EXERCISE REQUIREMENTS:
Of all the lines in this data, how many include "valores"? Respond with the number only.

--- start EXERCISE INPUT ---

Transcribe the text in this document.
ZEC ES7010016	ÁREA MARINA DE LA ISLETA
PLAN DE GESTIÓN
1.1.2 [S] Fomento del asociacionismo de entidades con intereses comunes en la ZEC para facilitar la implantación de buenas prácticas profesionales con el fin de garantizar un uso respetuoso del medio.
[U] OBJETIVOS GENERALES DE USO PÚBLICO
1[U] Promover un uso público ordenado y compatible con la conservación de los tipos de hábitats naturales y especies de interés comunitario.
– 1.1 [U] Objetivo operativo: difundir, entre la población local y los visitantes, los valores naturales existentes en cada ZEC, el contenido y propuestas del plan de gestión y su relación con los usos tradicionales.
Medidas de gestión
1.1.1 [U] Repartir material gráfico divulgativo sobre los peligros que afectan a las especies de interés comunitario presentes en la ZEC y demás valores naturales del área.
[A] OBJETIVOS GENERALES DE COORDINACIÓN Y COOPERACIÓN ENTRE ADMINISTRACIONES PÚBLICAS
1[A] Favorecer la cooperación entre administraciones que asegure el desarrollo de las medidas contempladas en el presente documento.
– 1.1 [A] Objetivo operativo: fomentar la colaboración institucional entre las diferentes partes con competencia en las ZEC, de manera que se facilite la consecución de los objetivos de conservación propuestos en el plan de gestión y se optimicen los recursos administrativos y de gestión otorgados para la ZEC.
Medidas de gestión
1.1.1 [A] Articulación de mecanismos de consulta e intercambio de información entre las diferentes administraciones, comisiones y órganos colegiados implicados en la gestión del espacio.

--- end EXERCISE INPUT ---
--- start EXERCISE INPUT ---

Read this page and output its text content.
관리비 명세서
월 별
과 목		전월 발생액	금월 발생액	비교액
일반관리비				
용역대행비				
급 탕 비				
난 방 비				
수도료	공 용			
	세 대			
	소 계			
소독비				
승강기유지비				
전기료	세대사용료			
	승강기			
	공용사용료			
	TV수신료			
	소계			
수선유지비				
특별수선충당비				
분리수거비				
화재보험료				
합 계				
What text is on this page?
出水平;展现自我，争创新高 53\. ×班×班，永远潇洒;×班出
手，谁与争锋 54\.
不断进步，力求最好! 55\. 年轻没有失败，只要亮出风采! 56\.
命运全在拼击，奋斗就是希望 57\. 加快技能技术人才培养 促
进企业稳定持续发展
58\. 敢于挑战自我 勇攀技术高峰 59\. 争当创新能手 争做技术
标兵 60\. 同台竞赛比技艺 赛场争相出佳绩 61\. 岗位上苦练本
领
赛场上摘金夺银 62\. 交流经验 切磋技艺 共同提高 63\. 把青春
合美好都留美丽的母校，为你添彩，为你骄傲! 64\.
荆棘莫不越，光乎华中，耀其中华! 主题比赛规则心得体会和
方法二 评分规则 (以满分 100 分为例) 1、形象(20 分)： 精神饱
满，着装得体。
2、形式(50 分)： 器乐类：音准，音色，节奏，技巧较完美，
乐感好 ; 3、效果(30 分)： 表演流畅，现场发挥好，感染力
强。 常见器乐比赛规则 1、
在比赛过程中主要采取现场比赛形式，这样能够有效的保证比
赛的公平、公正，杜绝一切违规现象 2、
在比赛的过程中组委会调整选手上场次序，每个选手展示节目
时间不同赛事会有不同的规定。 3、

--- end EXERCISE INPUT ---

CORRECT ANSWER:
2